AIM: All entries must be repeated exactly; do not include the pictures.

═════ INFORMATION SUPPLIED

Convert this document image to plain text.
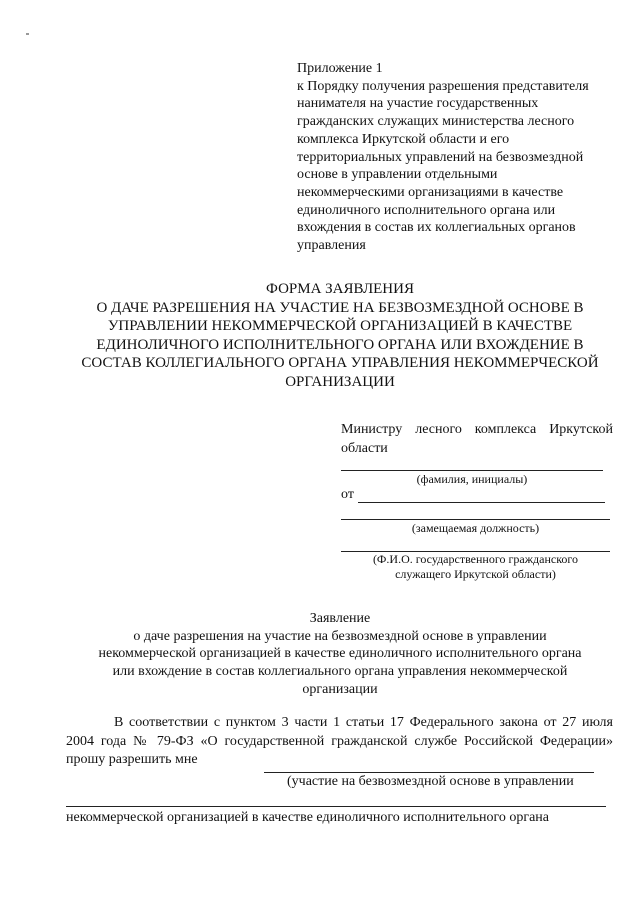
Приложение 1

к Порядку получения разрешения представителя

нанимателя на участие государственных

гражданских служащих министерства лесного

комплекса Иркутской области и его

территориальных управлений на безвозмездной

основе в управлении отдельными

некоммерческими организациями в качестве

единоличного исполнительного органа или

вхождения в состав их коллегиальных органов

управления

ФОРМА ЗАЯВЛЕНИЯ

О ДАЧЕ РАЗРЕШЕНИЯ НА УЧАСТИЕ НА БЕЗВОЗМЕЗДНОЙ ОСНОВЕ В

УПРАВЛЕНИИ НЕКОММЕРЧЕСКОЙ ОРГАНИЗАЦИЕЙ В КАЧЕСТВЕ

ЕДИНОЛИЧНОГО ИСПОЛНИТЕЛЬНОГО ОРГАНА ИЛИ ВХОЖДЕНИЕ В

СОСТАВ КОЛЛЕГИАЛЬНОГО ОРГАНА УПРАВЛЕНИЯ НЕКОММЕРЧЕСКОЙ

ОРГАНИЗАЦИИ

Министру лесного комплекса Иркутской области
(фамилия, инициалы)
от
(замещаемая должность)
(Ф.И.О. государственного гражданского
служащего Иркутской области)

Заявление

о даче разрешения на участие на безвозмездной основе в управлении

некоммерческой организацией в качестве единоличного исполнительного органа

или вхождение в состав коллегиального органа управления некоммерческой

организации

В соответствии с пунктом 3 части 1 статьи 17 Федерального закона от 27 июля 2004 года № 79-ФЗ «О государственной гражданской службе Российской Федерации» прошу разрешить мне

(участие на безвозмездной основе в управлении
некоммерческой организацией в качестве единоличного исполнительного органа
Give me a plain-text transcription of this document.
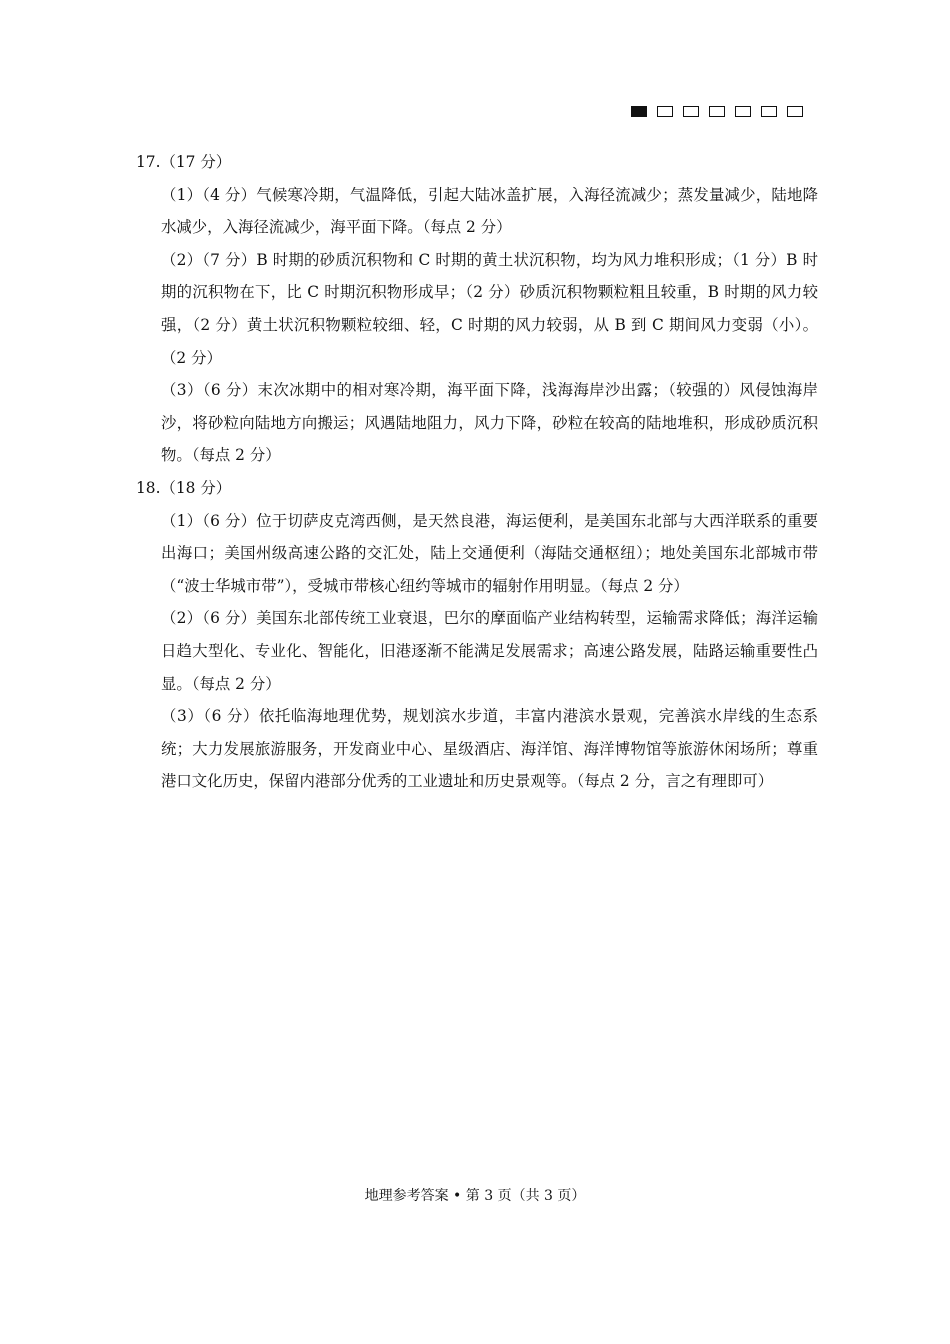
17.（17 分）

（1）（4 分）气候寒冷期，气温降低，引起大陆冰盖扩展，入海径流减少；蒸发量减少，陆地降水减少，入海径流减少，海平面下降。（每点 2 分）

（2）（7 分）B 时期的砂质沉积物和 C 时期的黄土状沉积物，均为风力堆积形成；（1 分）B 时期的沉积物在下，比 C 时期沉积物形成早；（2 分）砂质沉积物颗粒粗且较重，B 时期的风力较强，（2 分）黄土状沉积物颗粒较细、轻，C 时期的风力较弱，从 B 到 C 期间风力变弱（小）。（2 分）

（3）（6 分）末次冰期中的相对寒冷期，海平面下降，浅海海岸沙出露；（较强的）风侵蚀海岸沙，将砂粒向陆地方向搬运；风遇陆地阻力，风力下降，砂粒在较高的陆地堆积，形成砂质沉积物。（每点 2 分）

18.（18 分）

（1）（6 分）位于切萨皮克湾西侧，是天然良港，海运便利，是美国东北部与大西洋联系的重要出海口；美国州级高速公路的交汇处，陆上交通便利（海陆交通枢纽）；地处美国东北部城市带（“波士华城市带”），受城市带核心纽约等城市的辐射作用明显。（每点 2 分）

（2）（6 分）美国东北部传统工业衰退，巴尔的摩面临产业结构转型，运输需求降低；海洋运输日趋大型化、专业化、智能化，旧港逐渐不能满足发展需求；高速公路发展，陆路运输重要性凸显。（每点 2 分）

（3）（6 分）依托临海地理优势，规划滨水步道，丰富内港滨水景观，完善滨水岸线的生态系统；大力发展旅游服务，开发商业中心、星级酒店、海洋馆、海洋博物馆等旅游休闲场所；尊重港口文化历史，保留内港部分优秀的工业遗址和历史景观等。（每点 2 分，言之有理即可）

地理参考答案 • 第 3 页（共 3 页）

══════════

TASK ANSWER:
Convert this document image to plain text.
Приложение 1

к Порядку получения разрешения представителя

нанимателя на участие государственных

гражданских служащих министерства лесного

комплекса Иркутской области и его

территориальных управлений на безвозмездной

основе в управлении отдельными

некоммерческими организациями в качестве

единоличного исполнительного органа или

вхождения в состав их коллегиальных органов

управления

ФОРМА ЗАЯВЛЕНИЯ

О ДАЧЕ РАЗРЕШЕНИЯ НА УЧАСТИЕ НА БЕЗВОЗМЕЗДНОЙ ОСНОВЕ В

УПРАВЛЕНИИ НЕКОММЕРЧЕСКОЙ ОРГАНИЗАЦИЕЙ В КАЧЕСТВЕ

ЕДИНОЛИЧНОГО ИСПОЛНИТЕЛЬНОГО ОРГАНА ИЛИ ВХОЖДЕНИЕ В

СОСТАВ КОЛЛЕГИАЛЬНОГО ОРГАНА УПРАВЛЕНИЯ НЕКОММЕРЧЕСКОЙ

ОРГАНИЗАЦИИ

Министру лесного комплекса Иркутской области
(фамилия, инициалы)
от
(замещаемая должность)
(Ф.И.О. государственного гражданского
служащего Иркутской области)

Заявление

о даче разрешения на участие на безвозмездной основе в управлении

некоммерческой организацией в качестве единоличного исполнительного органа

или вхождение в состав коллегиального органа управления некоммерческой

организации

В соответствии с пунктом 3 части 1 статьи 17 Федерального закона от 27 июля 2004 года № 79-ФЗ «О государственной гражданской службе Российской Федерации» прошу разрешить мне

(участие на безвозмездной основе в управлении
некоммерческой организацией в качестве единоличного исполнительного органа
Give me a plain-text transcription of this document.
17.（17 分）

（1）（4 分）气候寒冷期，气温降低，引起大陆冰盖扩展，入海径流减少；蒸发量减少，陆地降水减少，入海径流减少，海平面下降。（每点 2 分）

（2）（7 分）B 时期的砂质沉积物和 C 时期的黄土状沉积物，均为风力堆积形成；（1 分）B 时期的沉积物在下，比 C 时期沉积物形成早；（2 分）砂质沉积物颗粒粗且较重，B 时期的风力较强，（2 分）黄土状沉积物颗粒较细、轻，C 时期的风力较弱，从 B 到 C 期间风力变弱（小）。（2 分）

（3）（6 分）末次冰期中的相对寒冷期，海平面下降，浅海海岸沙出露；（较强的）风侵蚀海岸沙，将砂粒向陆地方向搬运；风遇陆地阻力，风力下降，砂粒在较高的陆地堆积，形成砂质沉积物。（每点 2 分）

18.（18 分）

（1）（6 分）位于切萨皮克湾西侧，是天然良港，海运便利，是美国东北部与大西洋联系的重要出海口；美国州级高速公路的交汇处，陆上交通便利（海陆交通枢纽）；地处美国东北部城市带（“波士华城市带”），受城市带核心纽约等城市的辐射作用明显。（每点 2 分）

（2）（6 分）美国东北部传统工业衰退，巴尔的摩面临产业结构转型，运输需求降低；海洋运输日趋大型化、专业化、智能化，旧港逐渐不能满足发展需求；高速公路发展，陆路运输重要性凸显。（每点 2 分）

（3）（6 分）依托临海地理优势，规划滨水步道，丰富内港滨水景观，完善滨水岸线的生态系统；大力发展旅游服务，开发商业中心、星级酒店、海洋馆、海洋博物馆等旅游休闲场所；尊重港口文化历史，保留内港部分优秀的工业遗址和历史景观等。（每点 2 分，言之有理即可）

地理参考答案 • 第 3 页（共 3 页）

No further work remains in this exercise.